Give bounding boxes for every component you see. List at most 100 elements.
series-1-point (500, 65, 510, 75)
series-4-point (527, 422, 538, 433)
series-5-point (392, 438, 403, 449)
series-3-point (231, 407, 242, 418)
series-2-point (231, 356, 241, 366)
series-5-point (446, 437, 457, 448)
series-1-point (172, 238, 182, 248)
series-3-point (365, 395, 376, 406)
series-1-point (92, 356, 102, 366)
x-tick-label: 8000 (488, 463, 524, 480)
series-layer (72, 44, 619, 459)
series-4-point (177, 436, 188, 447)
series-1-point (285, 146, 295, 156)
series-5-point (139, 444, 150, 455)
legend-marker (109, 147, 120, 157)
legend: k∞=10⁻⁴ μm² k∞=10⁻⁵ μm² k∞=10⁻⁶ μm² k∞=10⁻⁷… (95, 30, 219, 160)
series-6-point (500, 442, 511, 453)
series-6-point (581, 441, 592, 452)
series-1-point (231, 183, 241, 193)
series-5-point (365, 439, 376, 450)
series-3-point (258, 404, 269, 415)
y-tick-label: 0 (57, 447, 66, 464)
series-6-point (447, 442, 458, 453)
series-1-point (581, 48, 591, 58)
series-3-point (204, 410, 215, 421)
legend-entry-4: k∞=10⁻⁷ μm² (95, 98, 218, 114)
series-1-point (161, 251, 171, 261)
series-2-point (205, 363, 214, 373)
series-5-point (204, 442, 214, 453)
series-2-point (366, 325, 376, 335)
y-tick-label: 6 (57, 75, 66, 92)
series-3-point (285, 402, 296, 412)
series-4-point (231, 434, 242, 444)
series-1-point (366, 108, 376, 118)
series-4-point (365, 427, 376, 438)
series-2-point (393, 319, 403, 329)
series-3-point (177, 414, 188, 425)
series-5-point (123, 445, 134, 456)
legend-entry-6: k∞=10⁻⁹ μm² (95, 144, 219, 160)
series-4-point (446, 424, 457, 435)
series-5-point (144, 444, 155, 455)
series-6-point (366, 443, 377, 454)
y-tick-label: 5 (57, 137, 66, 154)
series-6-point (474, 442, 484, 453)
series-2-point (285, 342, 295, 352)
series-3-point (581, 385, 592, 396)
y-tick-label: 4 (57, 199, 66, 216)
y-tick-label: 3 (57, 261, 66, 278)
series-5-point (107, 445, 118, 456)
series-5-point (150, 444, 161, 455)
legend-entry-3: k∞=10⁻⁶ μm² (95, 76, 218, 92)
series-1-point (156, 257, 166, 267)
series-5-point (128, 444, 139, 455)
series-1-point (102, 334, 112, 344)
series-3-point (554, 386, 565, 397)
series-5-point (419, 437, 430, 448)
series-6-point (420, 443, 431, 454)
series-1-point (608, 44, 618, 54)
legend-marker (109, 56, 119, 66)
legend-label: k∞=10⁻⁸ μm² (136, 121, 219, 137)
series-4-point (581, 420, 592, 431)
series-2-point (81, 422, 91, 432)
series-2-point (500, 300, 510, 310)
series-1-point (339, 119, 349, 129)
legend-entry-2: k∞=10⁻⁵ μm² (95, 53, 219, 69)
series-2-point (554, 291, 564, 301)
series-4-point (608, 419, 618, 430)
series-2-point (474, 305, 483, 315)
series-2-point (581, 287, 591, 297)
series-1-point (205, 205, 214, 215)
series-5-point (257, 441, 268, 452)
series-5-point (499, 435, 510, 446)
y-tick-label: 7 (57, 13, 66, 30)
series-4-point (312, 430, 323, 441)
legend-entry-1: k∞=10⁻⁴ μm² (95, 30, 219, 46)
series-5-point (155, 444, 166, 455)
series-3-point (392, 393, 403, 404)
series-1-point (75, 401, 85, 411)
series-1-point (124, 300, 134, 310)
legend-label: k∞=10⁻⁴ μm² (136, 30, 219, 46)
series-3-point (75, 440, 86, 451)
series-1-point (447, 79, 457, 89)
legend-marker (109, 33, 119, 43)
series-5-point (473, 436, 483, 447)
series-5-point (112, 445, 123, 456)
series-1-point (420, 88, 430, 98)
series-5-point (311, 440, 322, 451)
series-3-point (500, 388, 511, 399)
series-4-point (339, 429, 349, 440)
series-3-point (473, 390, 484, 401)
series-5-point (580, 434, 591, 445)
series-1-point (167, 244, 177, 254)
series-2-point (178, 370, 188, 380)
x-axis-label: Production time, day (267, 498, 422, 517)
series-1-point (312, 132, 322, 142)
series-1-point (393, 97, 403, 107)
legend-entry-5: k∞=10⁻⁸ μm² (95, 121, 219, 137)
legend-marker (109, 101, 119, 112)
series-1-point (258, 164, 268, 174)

▸ **GIVEN PROBLEM**
Copy the entries exactly, starting at the first line and continuing through the line that contains "series-5-point (144, 444, 155, 455)", including that line.

▸ **ANSWER FOR THIS EXERCISE**
Give bounding boxes for every component you see. List at most 100 elements.
series-1-point (500, 65, 510, 75)
series-4-point (527, 422, 538, 433)
series-5-point (392, 438, 403, 449)
series-3-point (231, 407, 242, 418)
series-2-point (231, 356, 241, 366)
series-5-point (446, 437, 457, 448)
series-1-point (172, 238, 182, 248)
series-3-point (365, 395, 376, 406)
series-1-point (92, 356, 102, 366)
x-tick-label: 8000 (488, 463, 524, 480)
series-layer (72, 44, 619, 459)
series-4-point (177, 436, 188, 447)
series-1-point (285, 146, 295, 156)
series-5-point (139, 444, 150, 455)
legend-marker (109, 147, 120, 157)
legend: k∞=10⁻⁴ μm² k∞=10⁻⁵ μm² k∞=10⁻⁶ μm² k∞=10⁻⁷… (95, 30, 219, 160)
series-6-point (500, 442, 511, 453)
series-6-point (581, 441, 592, 452)
series-1-point (231, 183, 241, 193)
series-5-point (365, 439, 376, 450)
series-3-point (258, 404, 269, 415)
y-tick-label: 0 (57, 447, 66, 464)
series-6-point (447, 442, 458, 453)
series-1-point (581, 48, 591, 58)
series-3-point (204, 410, 215, 421)
legend-entry-4: k∞=10⁻⁷ μm² (95, 98, 218, 114)
series-1-point (161, 251, 171, 261)
series-2-point (205, 363, 214, 373)
series-5-point (204, 442, 214, 453)
series-2-point (366, 325, 376, 335)
y-tick-label: 6 (57, 75, 66, 92)
series-3-point (285, 402, 296, 412)
series-4-point (231, 434, 242, 444)
series-1-point (366, 108, 376, 118)
series-4-point (365, 427, 376, 438)
series-2-point (393, 319, 403, 329)
series-3-point (177, 414, 188, 425)
series-5-point (123, 445, 134, 456)
legend-entry-6: k∞=10⁻⁹ μm² (95, 144, 219, 160)
series-4-point (446, 424, 457, 435)
series-5-point (144, 444, 155, 455)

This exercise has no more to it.